_Given passage_

* START *

2. A more or less similar order came to be passed on the same day on the plaint and thus the suit was disposed of. Decree was drawn in terms of the compromise. Since they are relevant for the purpose of this revision application. I may quote the operative order of the decree in extenso:
"(1). That the defendants accept the plaintiff as his tenant of the room bearing M. C. House NO. 13/21 on Badneraroad, Amravati, which is at present in possession of the plaintiff.
(2) That the plaintiff agrees to shift to a room at the back side of the room occupied by him and wine ship owned by the defendants, to allow the defendants to carry out the necessary repairs such as laying a slab on the roof etc. in the said room occupied by the plaintiff.
(3) That the defendants agrees to carry out these repairs within four months' time from day the plaintiff hands over possession to him of the said room bearing municipal committee house No. 13/21, for the repairs. The possession is to be handed over to the defendants in 30-12-1974.

* END *

_Problems to solve_
(1) Return the passage of the decree excerpt that begins at the words "(2) That the" and stops after the words "by the plaintiff.".
(2) According to the decree excerpt, on what date is possession of the room to be handed over to the defendants?

_Given material_

* START *

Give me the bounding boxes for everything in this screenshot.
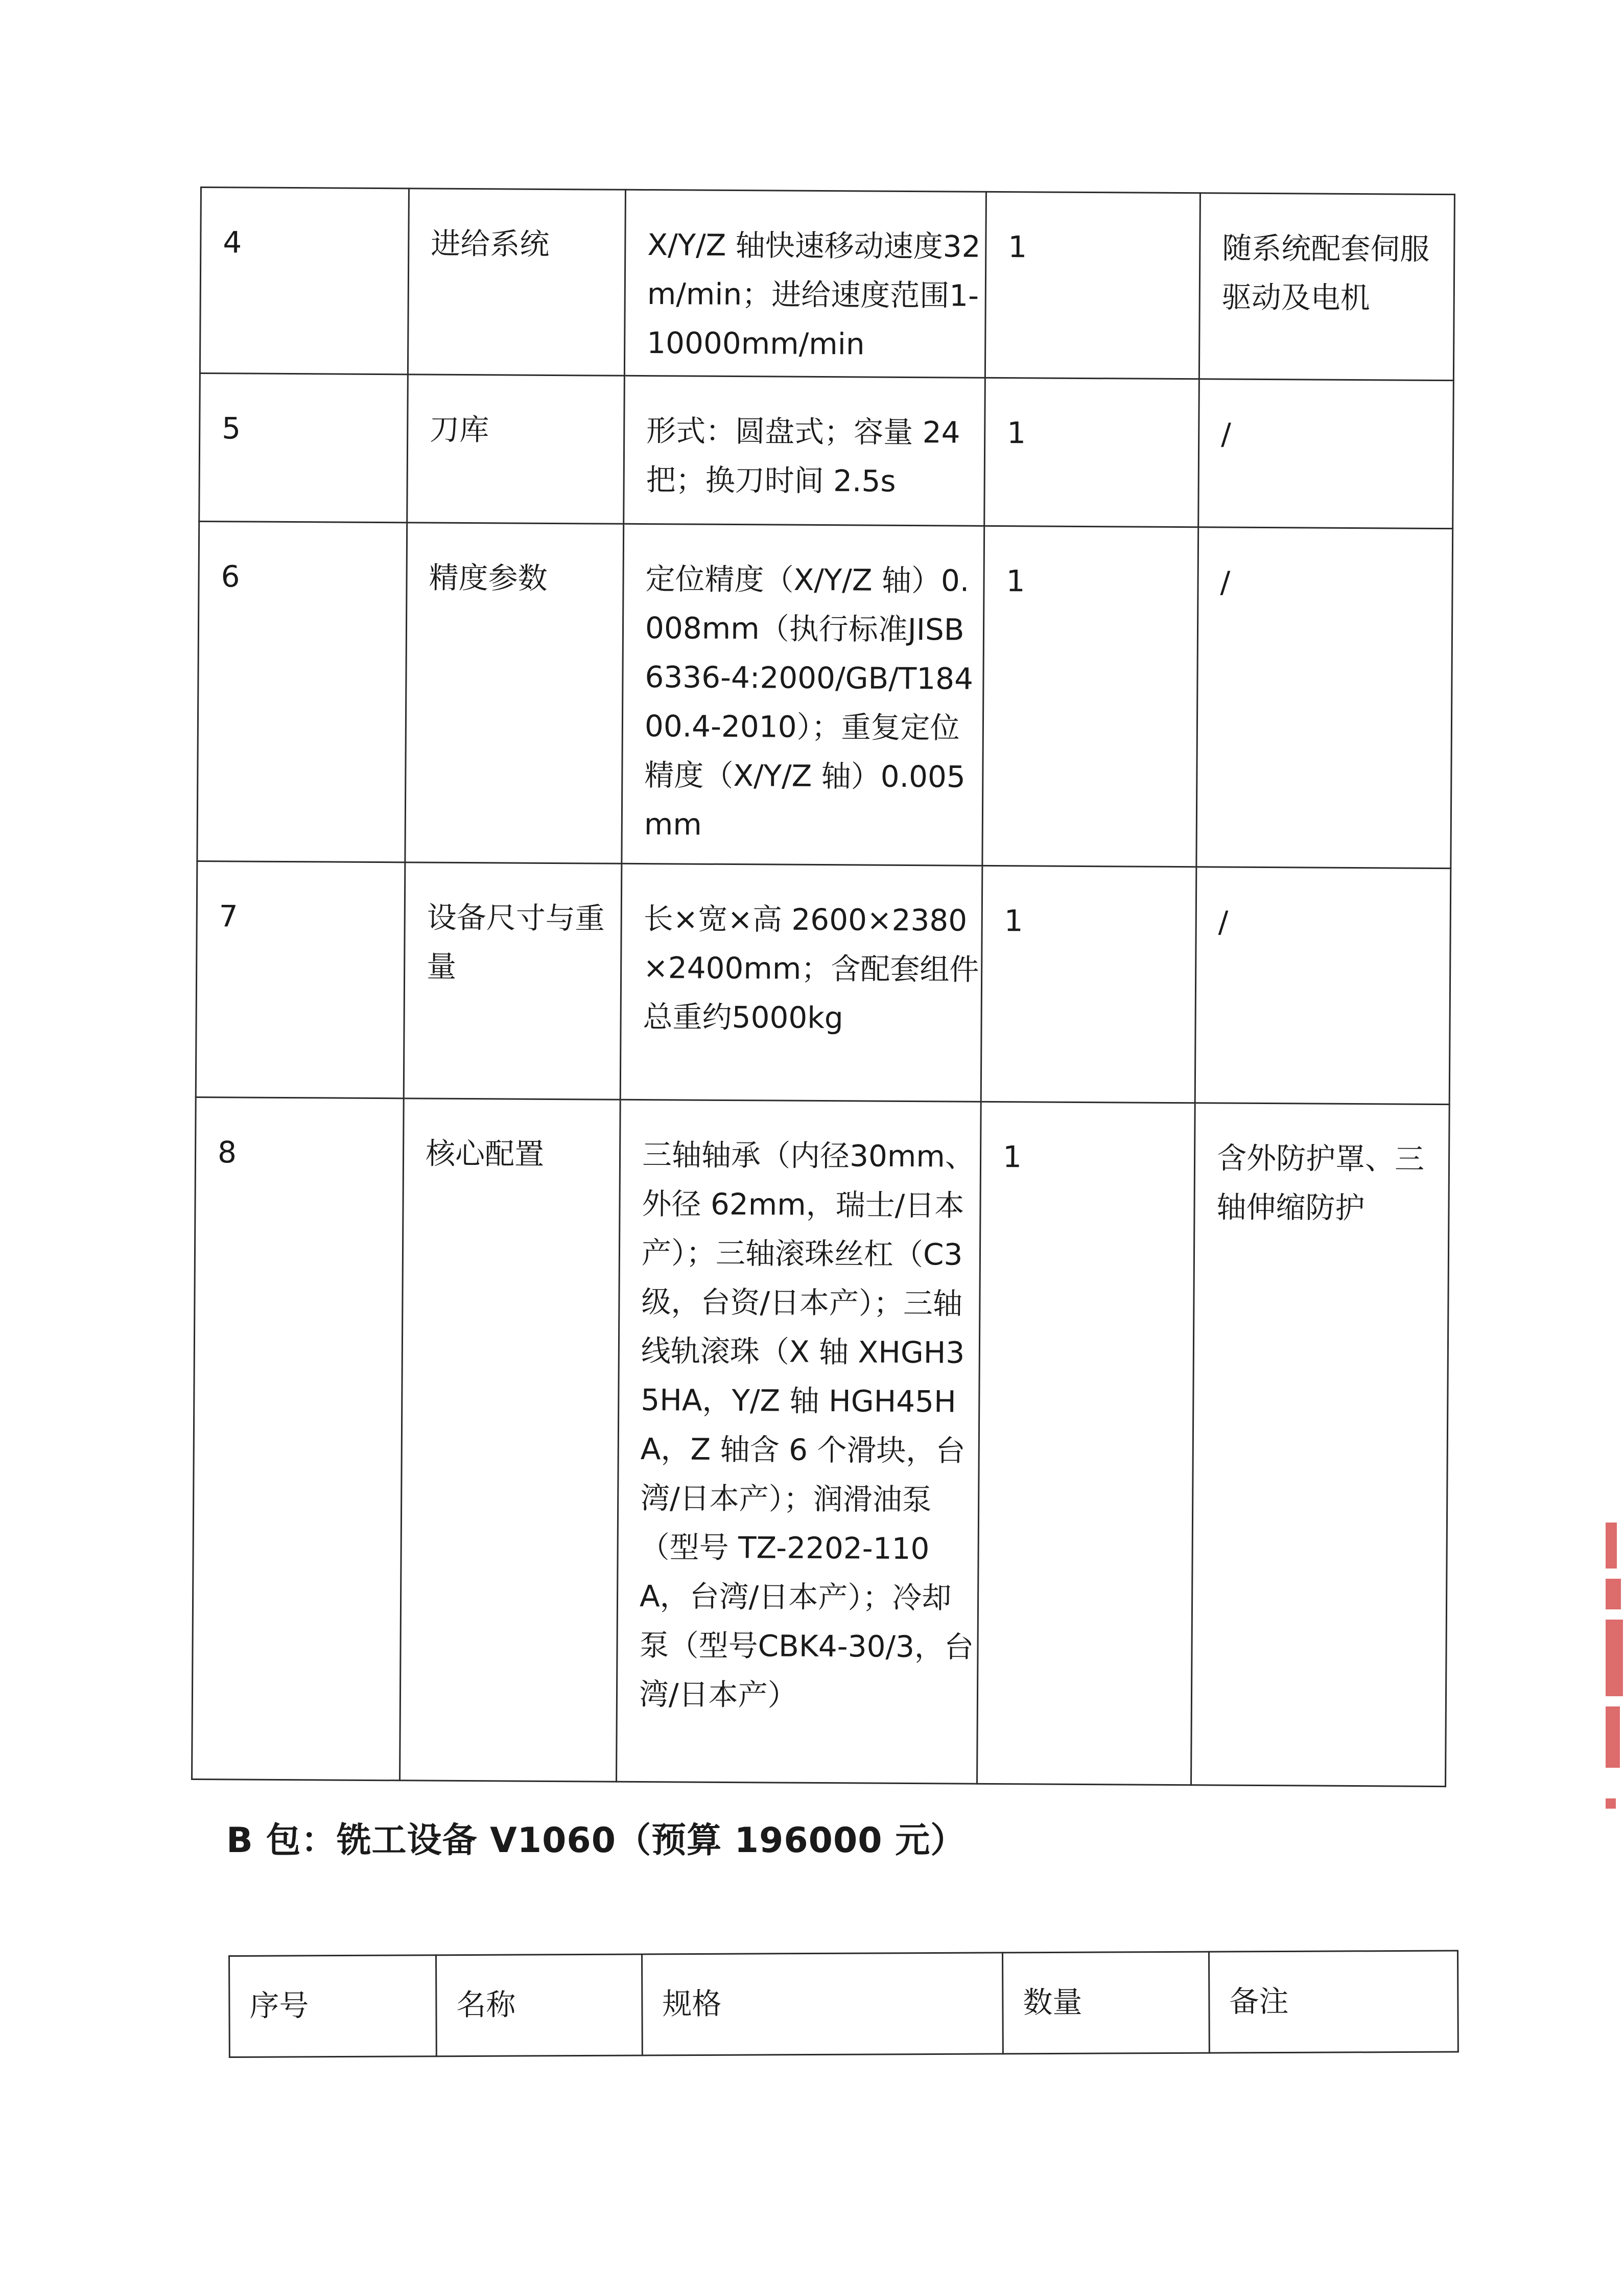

* END *

_Answer list_
(1)
(2) That the plaintiff agrees to shift to a room at the back side of the room occupied by him and wine ship owned by the defendants, to allow the defendants to carry out the necessary repairs such as laying a slab on the roof etc. in the said room occupied by the plaintiff.

(2) 30-12-1974